Exercise material –
+ + + +

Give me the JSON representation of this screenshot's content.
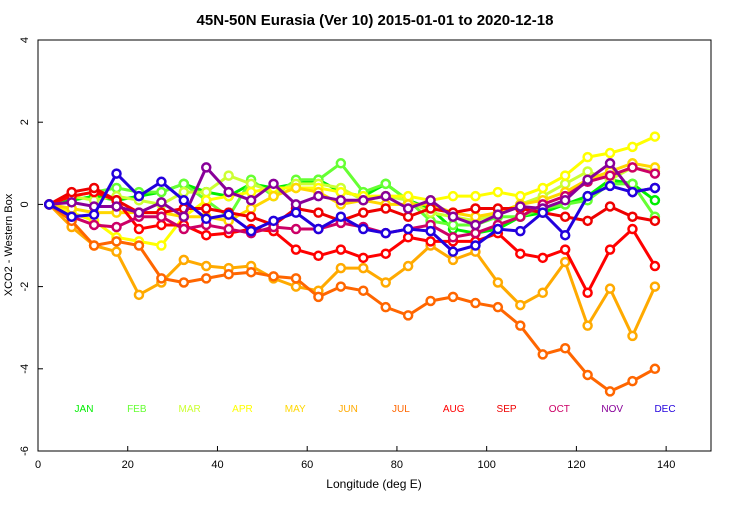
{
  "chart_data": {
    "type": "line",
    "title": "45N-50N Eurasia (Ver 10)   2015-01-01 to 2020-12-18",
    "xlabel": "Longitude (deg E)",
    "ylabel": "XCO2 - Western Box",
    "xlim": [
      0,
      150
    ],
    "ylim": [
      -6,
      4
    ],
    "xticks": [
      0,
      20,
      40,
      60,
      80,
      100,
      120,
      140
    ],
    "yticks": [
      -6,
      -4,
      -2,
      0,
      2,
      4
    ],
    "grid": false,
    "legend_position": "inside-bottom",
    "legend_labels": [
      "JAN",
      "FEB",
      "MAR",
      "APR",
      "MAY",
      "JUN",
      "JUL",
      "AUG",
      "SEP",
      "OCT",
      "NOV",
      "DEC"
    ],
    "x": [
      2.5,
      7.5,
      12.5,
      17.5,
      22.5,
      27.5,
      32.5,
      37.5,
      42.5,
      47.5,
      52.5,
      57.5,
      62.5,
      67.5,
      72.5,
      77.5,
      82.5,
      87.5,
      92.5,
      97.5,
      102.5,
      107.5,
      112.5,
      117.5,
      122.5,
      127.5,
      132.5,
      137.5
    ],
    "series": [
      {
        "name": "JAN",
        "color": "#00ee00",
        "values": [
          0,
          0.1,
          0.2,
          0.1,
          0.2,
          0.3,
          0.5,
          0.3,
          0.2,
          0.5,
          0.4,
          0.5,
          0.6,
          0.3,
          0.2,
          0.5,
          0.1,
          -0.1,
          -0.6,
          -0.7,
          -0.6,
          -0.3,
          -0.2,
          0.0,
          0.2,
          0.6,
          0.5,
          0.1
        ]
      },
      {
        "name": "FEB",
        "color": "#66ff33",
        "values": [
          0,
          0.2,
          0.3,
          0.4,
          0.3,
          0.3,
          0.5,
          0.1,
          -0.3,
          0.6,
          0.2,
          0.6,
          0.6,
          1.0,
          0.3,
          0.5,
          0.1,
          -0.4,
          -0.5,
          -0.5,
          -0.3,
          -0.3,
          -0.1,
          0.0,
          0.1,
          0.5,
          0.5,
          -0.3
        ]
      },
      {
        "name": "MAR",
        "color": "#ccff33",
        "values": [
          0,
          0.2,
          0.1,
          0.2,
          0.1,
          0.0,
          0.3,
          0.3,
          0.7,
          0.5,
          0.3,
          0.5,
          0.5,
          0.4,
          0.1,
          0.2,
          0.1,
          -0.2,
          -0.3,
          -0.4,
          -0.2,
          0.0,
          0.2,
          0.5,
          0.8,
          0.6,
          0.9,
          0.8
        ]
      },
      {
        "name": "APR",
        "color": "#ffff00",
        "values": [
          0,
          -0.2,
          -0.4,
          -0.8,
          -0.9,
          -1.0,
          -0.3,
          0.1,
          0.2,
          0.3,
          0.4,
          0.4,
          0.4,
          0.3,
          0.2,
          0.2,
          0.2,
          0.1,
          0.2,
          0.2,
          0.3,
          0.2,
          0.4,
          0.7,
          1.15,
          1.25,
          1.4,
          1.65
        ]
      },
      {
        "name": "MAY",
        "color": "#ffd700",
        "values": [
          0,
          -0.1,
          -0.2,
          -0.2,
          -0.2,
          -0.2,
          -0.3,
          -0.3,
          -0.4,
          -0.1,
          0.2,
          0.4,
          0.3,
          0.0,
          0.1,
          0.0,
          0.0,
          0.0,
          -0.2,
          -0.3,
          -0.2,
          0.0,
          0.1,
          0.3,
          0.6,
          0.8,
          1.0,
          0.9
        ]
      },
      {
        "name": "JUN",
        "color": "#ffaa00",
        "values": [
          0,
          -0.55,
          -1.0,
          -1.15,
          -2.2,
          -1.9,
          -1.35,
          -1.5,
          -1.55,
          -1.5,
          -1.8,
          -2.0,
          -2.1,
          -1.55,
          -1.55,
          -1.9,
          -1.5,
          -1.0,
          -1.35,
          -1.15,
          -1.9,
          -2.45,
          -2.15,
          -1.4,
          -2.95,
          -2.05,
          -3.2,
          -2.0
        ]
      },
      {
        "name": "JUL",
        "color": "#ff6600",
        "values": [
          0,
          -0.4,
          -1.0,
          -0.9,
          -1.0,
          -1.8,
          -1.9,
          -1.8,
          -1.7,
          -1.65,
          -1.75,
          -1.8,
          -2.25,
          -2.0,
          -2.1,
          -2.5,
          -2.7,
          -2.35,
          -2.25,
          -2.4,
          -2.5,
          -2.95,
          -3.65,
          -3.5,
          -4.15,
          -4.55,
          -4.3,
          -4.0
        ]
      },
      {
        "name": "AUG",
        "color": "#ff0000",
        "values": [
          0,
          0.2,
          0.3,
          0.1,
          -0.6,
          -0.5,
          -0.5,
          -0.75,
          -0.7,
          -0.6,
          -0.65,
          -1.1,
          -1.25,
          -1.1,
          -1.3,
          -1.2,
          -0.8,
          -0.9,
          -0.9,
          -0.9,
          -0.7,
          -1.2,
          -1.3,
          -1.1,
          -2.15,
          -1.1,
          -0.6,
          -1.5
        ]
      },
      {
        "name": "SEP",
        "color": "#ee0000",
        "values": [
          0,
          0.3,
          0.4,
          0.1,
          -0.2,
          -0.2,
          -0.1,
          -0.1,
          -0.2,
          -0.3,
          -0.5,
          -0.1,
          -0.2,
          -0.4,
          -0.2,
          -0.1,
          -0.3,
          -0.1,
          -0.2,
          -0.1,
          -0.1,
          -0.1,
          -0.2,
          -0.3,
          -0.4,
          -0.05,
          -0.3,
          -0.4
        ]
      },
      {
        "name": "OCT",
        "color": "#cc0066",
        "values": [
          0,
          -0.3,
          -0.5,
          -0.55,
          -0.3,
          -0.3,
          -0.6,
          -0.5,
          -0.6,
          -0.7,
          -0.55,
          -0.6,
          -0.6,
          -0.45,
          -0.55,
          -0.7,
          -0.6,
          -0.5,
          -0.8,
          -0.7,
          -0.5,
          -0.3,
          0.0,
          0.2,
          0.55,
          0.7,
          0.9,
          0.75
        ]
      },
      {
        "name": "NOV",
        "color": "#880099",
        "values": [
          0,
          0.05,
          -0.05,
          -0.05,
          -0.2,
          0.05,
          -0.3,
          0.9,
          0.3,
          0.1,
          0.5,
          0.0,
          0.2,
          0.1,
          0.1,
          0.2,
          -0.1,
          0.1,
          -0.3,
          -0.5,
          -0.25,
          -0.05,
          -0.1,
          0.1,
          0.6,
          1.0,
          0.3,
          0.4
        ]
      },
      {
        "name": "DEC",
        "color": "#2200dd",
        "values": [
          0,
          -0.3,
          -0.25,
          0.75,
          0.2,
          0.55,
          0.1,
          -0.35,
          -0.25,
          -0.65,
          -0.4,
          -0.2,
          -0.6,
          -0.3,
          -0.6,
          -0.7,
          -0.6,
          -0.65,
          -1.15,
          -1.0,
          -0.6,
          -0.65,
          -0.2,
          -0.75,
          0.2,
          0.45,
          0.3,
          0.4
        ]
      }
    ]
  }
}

+ + + +

Directions –
Repeat the listing in full and exactly. Do not include any images.

Correct output –
Give me the JSON representation of this screenshot's content.
{
  "chart_data": {
    "type": "line",
    "title": "45N-50N Eurasia (Ver 10)   2015-01-01 to 2020-12-18",
    "xlabel": "Longitude (deg E)",
    "ylabel": "XCO2 - Western Box",
    "xlim": [
      0,
      150
    ],
    "ylim": [
      -6,
      4
    ],
    "xticks": [
      0,
      20,
      40,
      60,
      80,
      100,
      120,
      140
    ],
    "yticks": [
      -6,
      -4,
      -2,
      0,
      2,
      4
    ],
    "grid": false,
    "legend_position": "inside-bottom",
    "legend_labels": [
      "JAN",
      "FEB",
      "MAR",
      "APR",
      "MAY",
      "JUN",
      "JUL",
      "AUG",
      "SEP",
      "OCT",
      "NOV",
      "DEC"
    ],
    "x": [
      2.5,
      7.5,
      12.5,
      17.5,
      22.5,
      27.5,
      32.5,
      37.5,
      42.5,
      47.5,
      52.5,
      57.5,
      62.5,
      67.5,
      72.5,
      77.5,
      82.5,
      87.5,
      92.5,
      97.5,
      102.5,
      107.5,
      112.5,
      117.5,
      122.5,
      127.5,
      132.5,
      137.5
    ],
    "series": [
      {
        "name": "JAN",
        "color": "#00ee00",
        "values": [
          0,
          0.1,
          0.2,
          0.1,
          0.2,
          0.3,
          0.5,
          0.3,
          0.2,
          0.5,
          0.4,
          0.5,
          0.6,
          0.3,
          0.2,
          0.5,
          0.1,
          -0.1,
          -0.6,
          -0.7,
          -0.6,
          -0.3,
          -0.2,
          0.0,
          0.2,
          0.6,
          0.5,
          0.1
        ]
      },
      {
        "name": "FEB",
        "color": "#66ff33",
        "values": [
          0,
          0.2,
          0.3,
          0.4,
          0.3,
          0.3,
          0.5,
          0.1,
          -0.3,
          0.6,
          0.2,
          0.6,
          0.6,
          1.0,
          0.3,
          0.5,
          0.1,
          -0.4,
          -0.5,
          -0.5,
          -0.3,
          -0.3,
          -0.1,
          0.0,
          0.1,
          0.5,
          0.5,
          -0.3
        ]
      },
      {
        "name": "MAR",
        "color": "#ccff33",
        "values": [
          0,
          0.2,
          0.1,
          0.2,
          0.1,
          0.0,
          0.3,
          0.3,
          0.7,
          0.5,
          0.3,
          0.5,
          0.5,
          0.4,
          0.1,
          0.2,
          0.1,
          -0.2,
          -0.3,
          -0.4,
          -0.2,
          0.0,
          0.2,
          0.5,
          0.8,
          0.6,
          0.9,
          0.8
        ]
      },
      {
        "name": "APR",
        "color": "#ffff00",
        "values": [
          0,
          -0.2,
          -0.4,
          -0.8,
          -0.9,
          -1.0,
          -0.3,
          0.1,
          0.2,
          0.3,
          0.4,
          0.4,
          0.4,
          0.3,
          0.2,
          0.2,
          0.2,
          0.1,
          0.2,
          0.2,
          0.3,
          0.2,
          0.4,
          0.7,
          1.15,
          1.25,
          1.4,
          1.65
        ]
      },
      {
        "name": "MAY",
        "color": "#ffd700",
        "values": [
          0,
          -0.1,
          -0.2,
          -0.2,
          -0.2,
          -0.2,
          -0.3,
          -0.3,
          -0.4,
          -0.1,
          0.2,
          0.4,
          0.3,
          0.0,
          0.1,
          0.0,
          0.0,
          0.0,
          -0.2,
          -0.3,
          -0.2,
          0.0,
          0.1,
          0.3,
          0.6,
          0.8,
          1.0,
          0.9
        ]
      },
      {
        "name": "JUN",
        "color": "#ffaa00",
        "values": [
          0,
          -0.55,
          -1.0,
          -1.15,
          -2.2,
          -1.9,
          -1.35,
          -1.5,
          -1.55,
          -1.5,
          -1.8,
          -2.0,
          -2.1,
          -1.55,
          -1.55,
          -1.9,
          -1.5,
          -1.0,
          -1.35,
          -1.15,
          -1.9,
          -2.45,
          -2.15,
          -1.4,
          -2.95,
          -2.05,
          -3.2,
          -2.0
        ]
      },
      {
        "name": "JUL",
        "color": "#ff6600",
        "values": [
          0,
          -0.4,
          -1.0,
          -0.9,
          -1.0,
          -1.8,
          -1.9,
          -1.8,
          -1.7,
          -1.65,
          -1.75,
          -1.8,
          -2.25,
          -2.0,
          -2.1,
          -2.5,
          -2.7,
          -2.35,
          -2.25,
          -2.4,
          -2.5,
          -2.95,
          -3.65,
          -3.5,
          -4.15,
          -4.55,
          -4.3,
          -4.0
        ]
      },
      {
        "name": "AUG",
        "color": "#ff0000",
        "values": [
          0,
          0.2,
          0.3,
          0.1,
          -0.6,
          -0.5,
          -0.5,
          -0.75,
          -0.7,
          -0.6,
          -0.65,
          -1.1,
          -1.25,
          -1.1,
          -1.3,
          -1.2,
          -0.8,
          -0.9,
          -0.9,
          -0.9,
          -0.7,
          -1.2,
          -1.3,
          -1.1,
          -2.15,
          -1.1,
          -0.6,
          -1.5
        ]
      },
      {
        "name": "SEP",
        "color": "#ee0000",
        "values": [
          0,
          0.3,
          0.4,
          0.1,
          -0.2,
          -0.2,
          -0.1,
          -0.1,
          -0.2,
          -0.3,
          -0.5,
          -0.1,
          -0.2,
          -0.4,
          -0.2,
          -0.1,
          -0.3,
          -0.1,
          -0.2,
          -0.1,
          -0.1,
          -0.1,
          -0.2,
          -0.3,
          -0.4,
          -0.05,
          -0.3,
          -0.4
        ]
      },
      {
        "name": "OCT",
        "color": "#cc0066",
        "values": [
          0,
          -0.3,
          -0.5,
          -0.55,
          -0.3,
          -0.3,
          -0.6,
          -0.5,
          -0.6,
          -0.7,
          -0.55,
          -0.6,
          -0.6,
          -0.45,
          -0.55,
          -0.7,
          -0.6,
          -0.5,
          -0.8,
          -0.7,
          -0.5,
          -0.3,
          0.0,
          0.2,
          0.55,
          0.7,
          0.9,
          0.75
        ]
      },
      {
        "name": "NOV",
        "color": "#880099",
        "values": [
          0,
          0.05,
          -0.05,
          -0.05,
          -0.2,
          0.05,
          -0.3,
          0.9,
          0.3,
          0.1,
          0.5,
          0.0,
          0.2,
          0.1,
          0.1,
          0.2,
          -0.1,
          0.1,
          -0.3,
          -0.5,
          -0.25,
          -0.05,
          -0.1,
          0.1,
          0.6,
          1.0,
          0.3,
          0.4
        ]
      },
      {
        "name": "DEC",
        "color": "#2200dd",
        "values": [
          0,
          -0.3,
          -0.25,
          0.75,
          0.2,
          0.55,
          0.1,
          -0.35,
          -0.25,
          -0.65,
          -0.4,
          -0.2,
          -0.6,
          -0.3,
          -0.6,
          -0.7,
          -0.6,
          -0.65,
          -1.15,
          -1.0,
          -0.6,
          -0.65,
          -0.2,
          -0.75,
          0.2,
          0.45,
          0.3,
          0.4
        ]
      }
    ]
  }
}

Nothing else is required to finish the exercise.